[start of Exercise material]

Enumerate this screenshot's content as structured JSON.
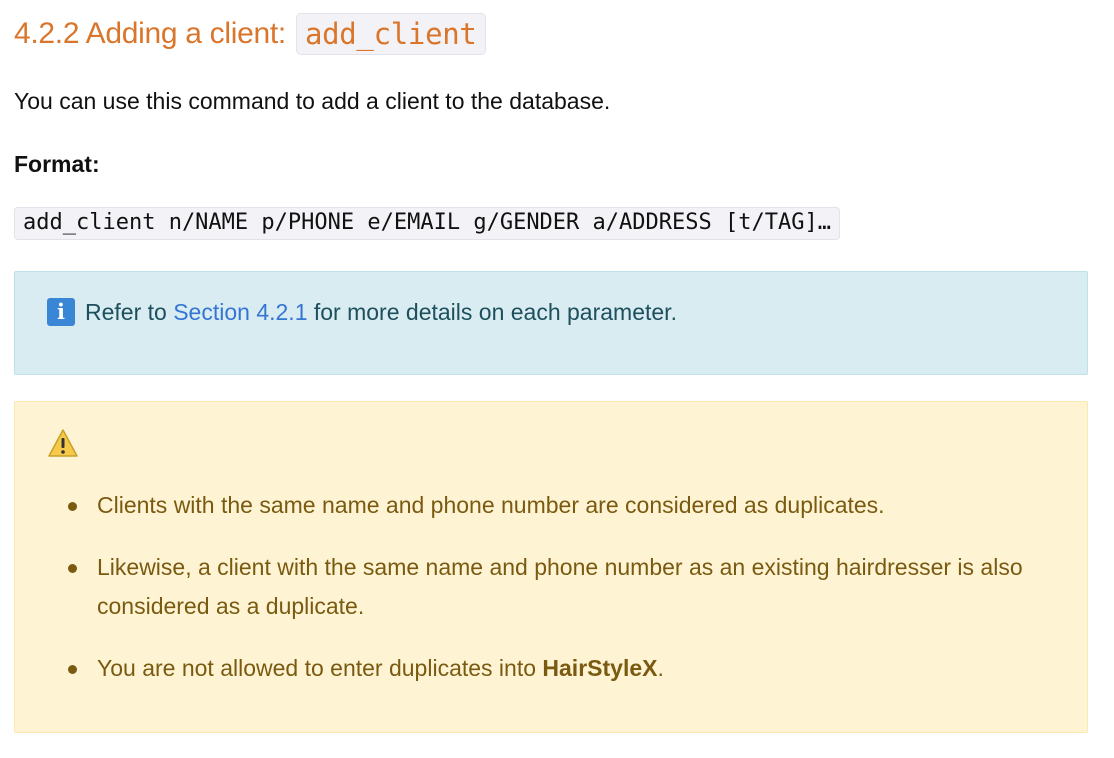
{
  "section": {
    "heading_prefix": "4.2.2 Adding a client:",
    "heading_code": "add_client",
    "intro": "You can use this command to add a client to the database.",
    "format_label": "Format:",
    "format_code": "add_client n/NAME p/PHONE e/EMAIL g/GENDER a/ADDRESS [t/TAG]…"
  },
  "info_box": {
    "icon": "info-icon",
    "text_before": "Refer to",
    "link_text": "Section 4.2.1",
    "text_after": "for more details on each parameter.",
    "bg_color": "#d9ecf1",
    "text_color": "#1d4f5c",
    "link_color": "#3575d4"
  },
  "warning_box": {
    "icon": "warning-icon",
    "bg_color": "#fef4d4",
    "text_color": "#7a5a10",
    "items": [
      {
        "text": "Clients with the same name and phone number are considered as duplicates."
      },
      {
        "text": "Likewise, a client with the same name and phone number as an existing hairdresser is also considered as a duplicate."
      },
      {
        "text_before": "You are not allowed to enter duplicates into",
        "bold": "HairStyleX",
        "text_after": "."
      }
    ]
  },
  "colors": {
    "heading": "#d9762b",
    "code_background": "#f3f3f7"
  }
}
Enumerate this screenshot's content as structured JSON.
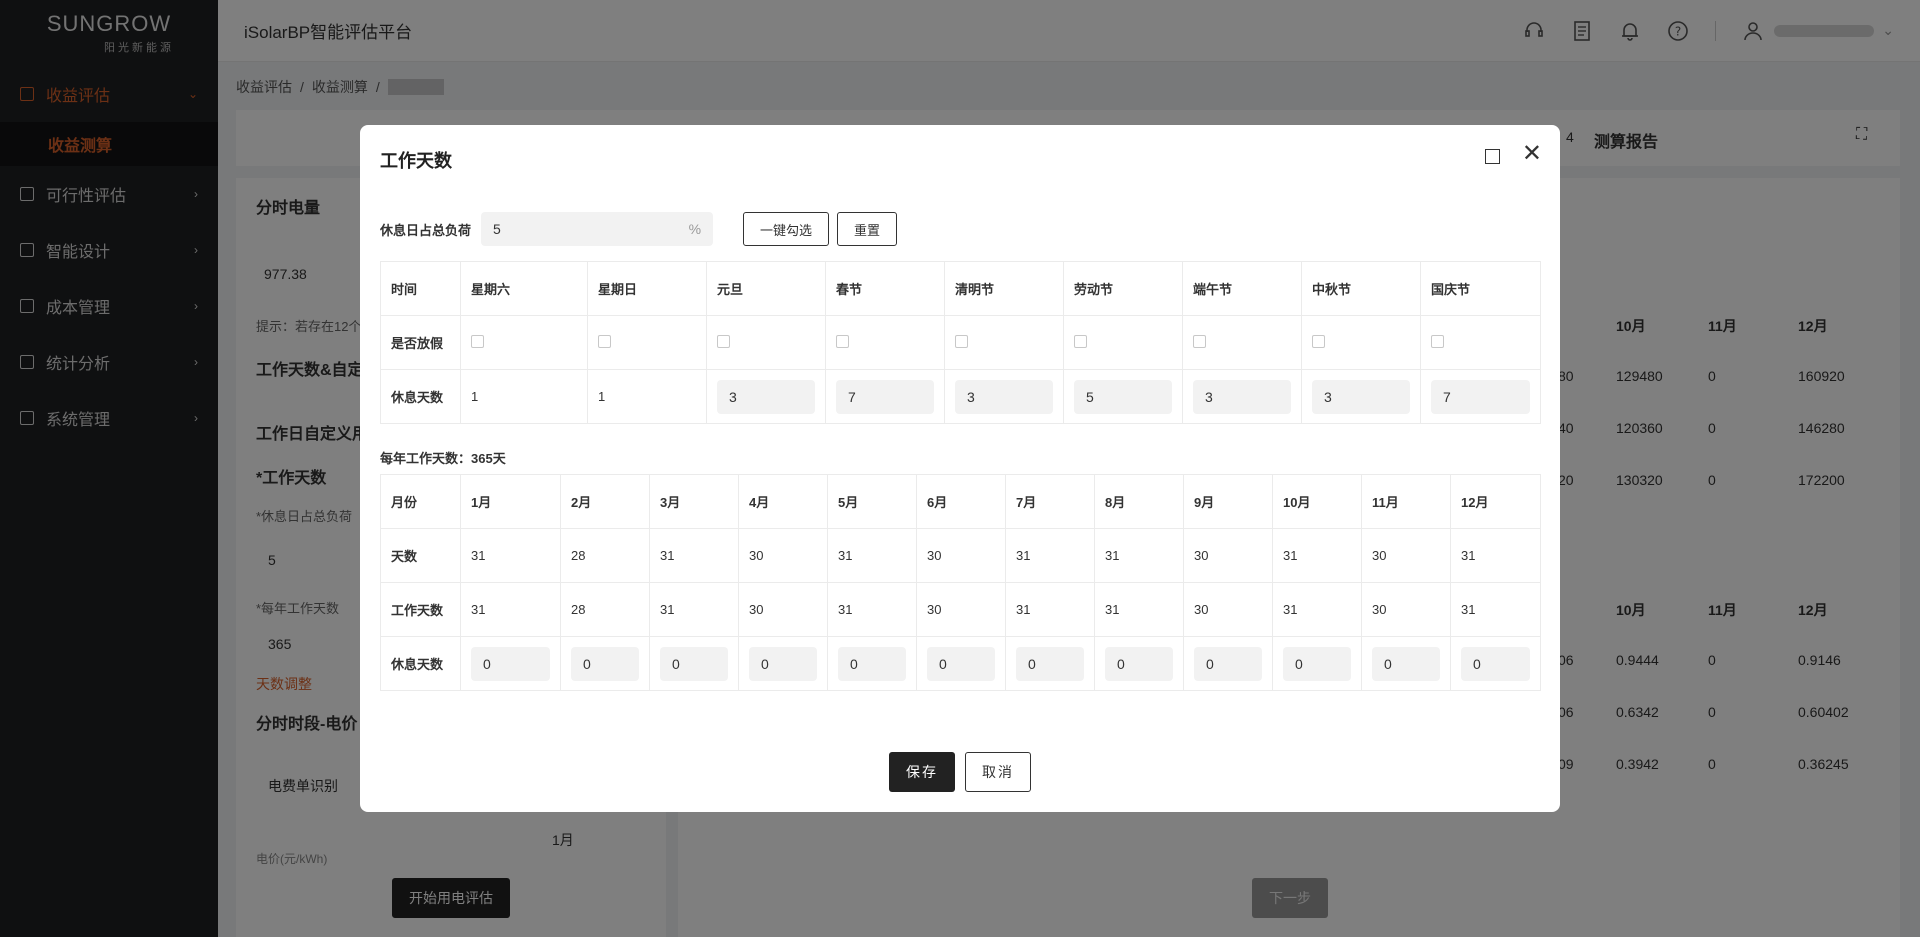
{
  "sidebar": {
    "logo_brand": "SUNGROW",
    "logo_sub": "阳光新能源",
    "items": [
      {
        "label": "收益评估",
        "active": true
      },
      {
        "label": "可行性评估"
      },
      {
        "label": "智能设计"
      },
      {
        "label": "成本管理"
      },
      {
        "label": "统计分析"
      },
      {
        "label": "系统管理"
      }
    ],
    "sub_item": "收益测算"
  },
  "header": {
    "title": "iSolarBP智能评估平台"
  },
  "breadcrumb": {
    "items": [
      "收益评估",
      "/",
      "收益测算",
      "/"
    ]
  },
  "background": {
    "step4_num": "4",
    "step4_label": "测算报告",
    "panel_title": "分时电量",
    "value_977": "977.38",
    "hint": "提示：若存在12个",
    "section_work": "工作天数&自定",
    "section_custom": "工作日自定义用",
    "work_days_label": "*工作天数",
    "rest_ratio_label": "*休息日占总负荷",
    "rest_ratio_value": "5",
    "year_work_label": "*每年工作天数",
    "year_work_value": "365",
    "days_adjust": "天数调整",
    "price_section": "分时时段-电价",
    "bill_id": "电费单识别",
    "month_select": "1月",
    "price_unit": "电价(元/kWh)",
    "start_btn": "开始用电评估",
    "next_btn": "下一步",
    "tbl1_headers": [
      "10月",
      "11月",
      "12月"
    ],
    "tbl1_rows": [
      [
        "80",
        "129480",
        "0",
        "160920"
      ],
      [
        "40",
        "120360",
        "0",
        "146280"
      ],
      [
        "20",
        "130320",
        "0",
        "172200"
      ]
    ],
    "tbl2_headers": [
      "10月",
      "11月",
      "12月"
    ],
    "tbl2_rows": [
      [
        "06",
        "0.9444",
        "0",
        "0.9146"
      ],
      [
        "06",
        "0.6342",
        "0",
        "0.60402"
      ],
      [
        "09",
        "0.3942",
        "0",
        "0.36245"
      ]
    ]
  },
  "modal": {
    "title": "工作天数",
    "load_label": "休息日占总负荷",
    "load_value": "5",
    "load_unit": "%",
    "select_all_btn": "一键勾选",
    "reset_btn": "重置",
    "holiday_table": {
      "col_header": "时间",
      "columns": [
        "星期六",
        "星期日",
        "元旦",
        "春节",
        "清明节",
        "劳动节",
        "端午节",
        "中秋节",
        "国庆节"
      ],
      "row_holiday_label": "是否放假",
      "row_rest_label": "休息天数",
      "rest_days": [
        "1",
        "1",
        "3",
        "7",
        "3",
        "5",
        "3",
        "3",
        "7"
      ]
    },
    "yearly_label": "每年工作天数：365天",
    "month_table": {
      "col_header": "月份",
      "months": [
        "1月",
        "2月",
        "3月",
        "4月",
        "5月",
        "6月",
        "7月",
        "8月",
        "9月",
        "10月",
        "11月",
        "12月"
      ],
      "row_days_label": "天数",
      "days": [
        "31",
        "28",
        "31",
        "30",
        "31",
        "30",
        "31",
        "31",
        "30",
        "31",
        "30",
        "31"
      ],
      "row_work_label": "工作天数",
      "work_days": [
        "31",
        "28",
        "31",
        "30",
        "31",
        "30",
        "31",
        "31",
        "30",
        "31",
        "30",
        "31"
      ],
      "row_rest_label": "休息天数",
      "rest_days": [
        "0",
        "0",
        "0",
        "0",
        "0",
        "0",
        "0",
        "0",
        "0",
        "0",
        "0",
        "0"
      ]
    },
    "save_btn": "保存",
    "cancel_btn": "取消"
  }
}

[end of Exercise material]

__Task brief__
Each record above is to be restated exactly, with its pictures removed from the copy.

__Solution__
Enumerate this screenshot's content as structured JSON.
{
  "section": {
    "heading_prefix": "4.2.2 Adding a client:",
    "heading_code": "add_client",
    "intro": "You can use this command to add a client to the database.",
    "format_label": "Format:",
    "format_code": "add_client n/NAME p/PHONE e/EMAIL g/GENDER a/ADDRESS [t/TAG]…"
  },
  "info_box": {
    "icon": "info-icon",
    "text_before": "Refer to",
    "link_text": "Section 4.2.1",
    "text_after": "for more details on each parameter.",
    "bg_color": "#d9ecf1",
    "text_color": "#1d4f5c",
    "link_color": "#3575d4"
  },
  "warning_box": {
    "icon": "warning-icon",
    "bg_color": "#fef4d4",
    "text_color": "#7a5a10",
    "items": [
      {
        "text": "Clients with the same name and phone number are considered as duplicates."
      },
      {
        "text": "Likewise, a client with the same name and phone number as an existing hairdresser is also considered as a duplicate."
      },
      {
        "text_before": "You are not allowed to enter duplicates into",
        "bold": "HairStyleX",
        "text_after": "."
      }
    ]
  },
  "colors": {
    "heading": "#d9762b",
    "code_background": "#f3f3f7"
  }
}
Enumerate this screenshot's content as structured JSON.
{
  "sidebar": {
    "logo_brand": "SUNGROW",
    "logo_sub": "阳光新能源",
    "items": [
      {
        "label": "收益评估",
        "active": true
      },
      {
        "label": "可行性评估"
      },
      {
        "label": "智能设计"
      },
      {
        "label": "成本管理"
      },
      {
        "label": "统计分析"
      },
      {
        "label": "系统管理"
      }
    ],
    "sub_item": "收益测算"
  },
  "header": {
    "title": "iSolarBP智能评估平台"
  },
  "breadcrumb": {
    "items": [
      "收益评估",
      "/",
      "收益测算",
      "/"
    ]
  },
  "background": {
    "step4_num": "4",
    "step4_label": "测算报告",
    "panel_title": "分时电量",
    "value_977": "977.38",
    "hint": "提示：若存在12个",
    "section_work": "工作天数&自定",
    "section_custom": "工作日自定义用",
    "work_days_label": "*工作天数",
    "rest_ratio_label": "*休息日占总负荷",
    "rest_ratio_value": "5",
    "year_work_label": "*每年工作天数",
    "year_work_value": "365",
    "days_adjust": "天数调整",
    "price_section": "分时时段-电价",
    "bill_id": "电费单识别",
    "month_select": "1月",
    "price_unit": "电价(元/kWh)",
    "start_btn": "开始用电评估",
    "next_btn": "下一步",
    "tbl1_headers": [
      "10月",
      "11月",
      "12月"
    ],
    "tbl1_rows": [
      [
        "80",
        "129480",
        "0",
        "160920"
      ],
      [
        "40",
        "120360",
        "0",
        "146280"
      ],
      [
        "20",
        "130320",
        "0",
        "172200"
      ]
    ],
    "tbl2_headers": [
      "10月",
      "11月",
      "12月"
    ],
    "tbl2_rows": [
      [
        "06",
        "0.9444",
        "0",
        "0.9146"
      ],
      [
        "06",
        "0.6342",
        "0",
        "0.60402"
      ],
      [
        "09",
        "0.3942",
        "0",
        "0.36245"
      ]
    ]
  },
  "modal": {
    "title": "工作天数",
    "load_label": "休息日占总负荷",
    "load_value": "5",
    "load_unit": "%",
    "select_all_btn": "一键勾选",
    "reset_btn": "重置",
    "holiday_table": {
      "col_header": "时间",
      "columns": [
        "星期六",
        "星期日",
        "元旦",
        "春节",
        "清明节",
        "劳动节",
        "端午节",
        "中秋节",
        "国庆节"
      ],
      "row_holiday_label": "是否放假",
      "row_rest_label": "休息天数",
      "rest_days": [
        "1",
        "1",
        "3",
        "7",
        "3",
        "5",
        "3",
        "3",
        "7"
      ]
    },
    "yearly_label": "每年工作天数：365天",
    "month_table": {
      "col_header": "月份",
      "months": [
        "1月",
        "2月",
        "3月",
        "4月",
        "5月",
        "6月",
        "7月",
        "8月",
        "9月",
        "10月",
        "11月",
        "12月"
      ],
      "row_days_label": "天数",
      "days": [
        "31",
        "28",
        "31",
        "30",
        "31",
        "30",
        "31",
        "31",
        "30",
        "31",
        "30",
        "31"
      ],
      "row_work_label": "工作天数",
      "work_days": [
        "31",
        "28",
        "31",
        "30",
        "31",
        "30",
        "31",
        "31",
        "30",
        "31",
        "30",
        "31"
      ],
      "row_rest_label": "休息天数",
      "rest_days": [
        "0",
        "0",
        "0",
        "0",
        "0",
        "0",
        "0",
        "0",
        "0",
        "0",
        "0",
        "0"
      ]
    },
    "save_btn": "保存",
    "cancel_btn": "取消"
  }
}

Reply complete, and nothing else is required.